(Records drawn from a dataset)
= = = = =
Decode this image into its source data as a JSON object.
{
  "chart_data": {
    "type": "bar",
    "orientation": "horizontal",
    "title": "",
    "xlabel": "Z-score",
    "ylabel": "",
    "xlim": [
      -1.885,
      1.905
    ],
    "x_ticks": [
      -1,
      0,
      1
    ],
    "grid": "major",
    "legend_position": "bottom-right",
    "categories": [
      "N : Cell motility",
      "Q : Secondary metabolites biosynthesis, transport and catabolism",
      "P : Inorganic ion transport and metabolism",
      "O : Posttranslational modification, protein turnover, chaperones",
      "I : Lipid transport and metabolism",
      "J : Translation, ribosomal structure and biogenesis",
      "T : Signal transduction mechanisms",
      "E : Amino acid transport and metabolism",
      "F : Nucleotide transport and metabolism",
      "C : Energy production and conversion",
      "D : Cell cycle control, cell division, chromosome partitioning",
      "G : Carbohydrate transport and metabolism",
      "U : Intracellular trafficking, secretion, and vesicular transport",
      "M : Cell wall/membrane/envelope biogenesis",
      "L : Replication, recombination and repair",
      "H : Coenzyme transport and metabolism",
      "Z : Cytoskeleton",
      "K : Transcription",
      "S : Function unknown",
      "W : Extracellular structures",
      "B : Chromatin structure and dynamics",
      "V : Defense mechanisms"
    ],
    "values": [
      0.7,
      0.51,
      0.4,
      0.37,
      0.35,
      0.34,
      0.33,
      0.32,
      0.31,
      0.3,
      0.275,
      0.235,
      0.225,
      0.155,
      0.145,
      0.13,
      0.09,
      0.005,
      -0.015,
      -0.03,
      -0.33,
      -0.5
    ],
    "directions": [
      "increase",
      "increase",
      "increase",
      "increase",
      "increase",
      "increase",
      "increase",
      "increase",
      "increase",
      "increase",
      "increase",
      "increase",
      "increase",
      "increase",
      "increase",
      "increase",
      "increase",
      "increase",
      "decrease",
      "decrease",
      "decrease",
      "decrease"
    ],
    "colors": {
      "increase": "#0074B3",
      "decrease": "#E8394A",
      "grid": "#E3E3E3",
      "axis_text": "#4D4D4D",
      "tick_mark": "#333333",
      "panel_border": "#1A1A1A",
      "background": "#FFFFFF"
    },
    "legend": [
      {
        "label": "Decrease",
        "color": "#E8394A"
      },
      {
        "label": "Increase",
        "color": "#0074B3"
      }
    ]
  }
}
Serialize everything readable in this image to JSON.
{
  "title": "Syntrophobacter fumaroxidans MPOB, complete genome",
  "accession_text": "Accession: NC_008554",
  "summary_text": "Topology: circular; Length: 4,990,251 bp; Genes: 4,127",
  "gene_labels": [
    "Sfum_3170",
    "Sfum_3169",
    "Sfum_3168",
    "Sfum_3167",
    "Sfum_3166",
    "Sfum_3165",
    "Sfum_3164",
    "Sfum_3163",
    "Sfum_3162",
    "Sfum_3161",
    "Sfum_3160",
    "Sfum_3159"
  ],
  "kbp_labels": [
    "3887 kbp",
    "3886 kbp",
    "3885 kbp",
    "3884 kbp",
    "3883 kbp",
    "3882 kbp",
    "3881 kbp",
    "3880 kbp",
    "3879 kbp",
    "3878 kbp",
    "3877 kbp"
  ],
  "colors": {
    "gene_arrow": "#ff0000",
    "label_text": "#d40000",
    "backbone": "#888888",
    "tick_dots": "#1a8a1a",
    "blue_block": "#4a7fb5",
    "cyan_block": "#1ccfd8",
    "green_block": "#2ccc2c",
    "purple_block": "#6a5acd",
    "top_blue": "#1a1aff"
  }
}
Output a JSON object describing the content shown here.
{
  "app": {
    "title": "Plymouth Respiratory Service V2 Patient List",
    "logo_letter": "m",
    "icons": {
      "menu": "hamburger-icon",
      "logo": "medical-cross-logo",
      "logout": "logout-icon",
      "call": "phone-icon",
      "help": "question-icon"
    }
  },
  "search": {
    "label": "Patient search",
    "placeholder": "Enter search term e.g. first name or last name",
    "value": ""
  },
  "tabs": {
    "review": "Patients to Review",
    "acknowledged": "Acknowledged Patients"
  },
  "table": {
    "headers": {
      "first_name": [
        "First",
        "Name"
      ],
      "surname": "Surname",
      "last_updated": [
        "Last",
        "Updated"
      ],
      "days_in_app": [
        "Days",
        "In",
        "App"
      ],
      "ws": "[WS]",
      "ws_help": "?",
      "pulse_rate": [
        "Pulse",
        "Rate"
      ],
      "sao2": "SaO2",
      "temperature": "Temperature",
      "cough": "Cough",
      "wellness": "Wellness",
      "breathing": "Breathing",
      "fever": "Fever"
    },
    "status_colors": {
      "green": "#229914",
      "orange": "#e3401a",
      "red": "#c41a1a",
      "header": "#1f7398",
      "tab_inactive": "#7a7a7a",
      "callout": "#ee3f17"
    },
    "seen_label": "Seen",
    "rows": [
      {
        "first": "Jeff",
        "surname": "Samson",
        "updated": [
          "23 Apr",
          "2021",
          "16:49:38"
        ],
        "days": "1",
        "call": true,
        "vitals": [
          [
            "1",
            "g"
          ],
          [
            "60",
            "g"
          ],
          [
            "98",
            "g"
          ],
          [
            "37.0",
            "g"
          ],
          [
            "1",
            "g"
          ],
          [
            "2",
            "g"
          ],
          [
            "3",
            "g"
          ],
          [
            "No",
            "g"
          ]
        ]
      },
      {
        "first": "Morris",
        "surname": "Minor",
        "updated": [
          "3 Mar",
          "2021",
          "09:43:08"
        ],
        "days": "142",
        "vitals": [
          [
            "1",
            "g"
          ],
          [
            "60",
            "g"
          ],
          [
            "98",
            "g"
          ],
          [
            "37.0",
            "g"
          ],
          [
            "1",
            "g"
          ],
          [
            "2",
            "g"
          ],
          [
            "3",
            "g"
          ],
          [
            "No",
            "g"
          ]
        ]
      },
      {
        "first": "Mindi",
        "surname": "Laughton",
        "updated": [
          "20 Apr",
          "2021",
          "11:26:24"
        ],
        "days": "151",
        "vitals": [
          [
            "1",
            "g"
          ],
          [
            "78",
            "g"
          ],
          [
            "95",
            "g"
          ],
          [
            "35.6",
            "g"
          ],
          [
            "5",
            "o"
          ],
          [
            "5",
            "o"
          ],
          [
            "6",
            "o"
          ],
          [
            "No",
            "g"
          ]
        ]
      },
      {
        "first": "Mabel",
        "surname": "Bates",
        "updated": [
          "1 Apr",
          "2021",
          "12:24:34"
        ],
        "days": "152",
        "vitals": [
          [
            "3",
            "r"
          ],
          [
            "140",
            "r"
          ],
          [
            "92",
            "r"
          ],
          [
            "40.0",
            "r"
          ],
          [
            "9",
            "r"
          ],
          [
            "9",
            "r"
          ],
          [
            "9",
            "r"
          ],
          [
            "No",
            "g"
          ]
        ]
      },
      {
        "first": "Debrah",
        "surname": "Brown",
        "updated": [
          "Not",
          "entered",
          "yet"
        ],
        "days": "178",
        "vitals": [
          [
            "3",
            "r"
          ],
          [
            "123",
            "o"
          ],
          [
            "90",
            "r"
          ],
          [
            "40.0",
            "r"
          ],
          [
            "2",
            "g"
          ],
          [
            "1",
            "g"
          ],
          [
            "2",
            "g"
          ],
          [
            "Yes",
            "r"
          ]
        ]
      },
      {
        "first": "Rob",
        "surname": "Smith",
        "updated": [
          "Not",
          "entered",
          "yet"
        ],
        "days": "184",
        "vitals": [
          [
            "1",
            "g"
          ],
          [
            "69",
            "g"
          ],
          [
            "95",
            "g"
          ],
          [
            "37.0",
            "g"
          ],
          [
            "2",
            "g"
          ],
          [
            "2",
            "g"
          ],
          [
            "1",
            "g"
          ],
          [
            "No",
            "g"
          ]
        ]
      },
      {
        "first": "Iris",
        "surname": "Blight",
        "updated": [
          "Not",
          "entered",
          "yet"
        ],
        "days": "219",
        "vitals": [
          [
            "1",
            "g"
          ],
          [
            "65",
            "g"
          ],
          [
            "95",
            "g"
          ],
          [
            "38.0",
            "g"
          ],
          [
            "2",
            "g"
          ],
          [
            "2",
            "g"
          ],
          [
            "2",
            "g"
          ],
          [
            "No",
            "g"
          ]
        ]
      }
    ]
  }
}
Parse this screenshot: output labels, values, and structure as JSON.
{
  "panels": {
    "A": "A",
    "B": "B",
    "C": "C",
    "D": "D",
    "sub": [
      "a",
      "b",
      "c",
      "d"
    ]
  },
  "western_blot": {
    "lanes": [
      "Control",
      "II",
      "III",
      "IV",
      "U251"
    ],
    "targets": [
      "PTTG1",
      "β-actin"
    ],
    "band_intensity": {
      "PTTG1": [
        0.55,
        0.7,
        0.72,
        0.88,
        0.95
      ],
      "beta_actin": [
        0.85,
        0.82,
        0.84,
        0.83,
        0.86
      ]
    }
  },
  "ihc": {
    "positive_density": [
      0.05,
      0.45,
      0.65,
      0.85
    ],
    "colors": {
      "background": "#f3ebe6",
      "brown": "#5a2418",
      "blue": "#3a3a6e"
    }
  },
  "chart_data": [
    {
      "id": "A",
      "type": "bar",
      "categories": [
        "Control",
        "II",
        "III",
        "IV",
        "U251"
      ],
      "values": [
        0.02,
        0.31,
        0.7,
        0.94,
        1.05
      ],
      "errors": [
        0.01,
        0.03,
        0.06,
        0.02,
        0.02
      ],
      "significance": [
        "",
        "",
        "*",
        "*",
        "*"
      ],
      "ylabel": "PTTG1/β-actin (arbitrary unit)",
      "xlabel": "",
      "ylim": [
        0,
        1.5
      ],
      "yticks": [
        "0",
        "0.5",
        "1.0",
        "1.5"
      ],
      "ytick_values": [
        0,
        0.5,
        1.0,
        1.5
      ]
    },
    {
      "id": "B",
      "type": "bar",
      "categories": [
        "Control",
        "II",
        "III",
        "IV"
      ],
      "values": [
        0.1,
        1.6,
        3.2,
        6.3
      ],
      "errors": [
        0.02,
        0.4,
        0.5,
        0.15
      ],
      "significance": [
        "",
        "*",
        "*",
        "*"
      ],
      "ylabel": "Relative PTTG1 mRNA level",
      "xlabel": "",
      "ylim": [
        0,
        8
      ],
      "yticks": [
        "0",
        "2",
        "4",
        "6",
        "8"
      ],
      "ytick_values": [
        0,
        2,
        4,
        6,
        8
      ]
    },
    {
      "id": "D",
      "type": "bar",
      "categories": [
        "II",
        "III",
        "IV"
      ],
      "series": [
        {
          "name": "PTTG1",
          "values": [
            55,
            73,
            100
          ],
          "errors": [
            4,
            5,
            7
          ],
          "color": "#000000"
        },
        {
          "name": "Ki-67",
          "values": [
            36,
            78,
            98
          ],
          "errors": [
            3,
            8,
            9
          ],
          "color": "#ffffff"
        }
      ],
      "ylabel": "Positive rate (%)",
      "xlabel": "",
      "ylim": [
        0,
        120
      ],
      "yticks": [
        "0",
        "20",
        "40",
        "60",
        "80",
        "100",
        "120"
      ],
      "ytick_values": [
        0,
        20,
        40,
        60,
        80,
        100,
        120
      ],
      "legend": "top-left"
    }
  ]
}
= = = = =
__TASK TO CARRY OUT__
Check every line of the records, and copy the ones that hold the word "title".

__REPLY__
    "title": "",
  "title": "Syntrophobacter fumaroxidans MPOB, complete genome",
    "title": "Plymouth Respiratory Service V2 Patient List",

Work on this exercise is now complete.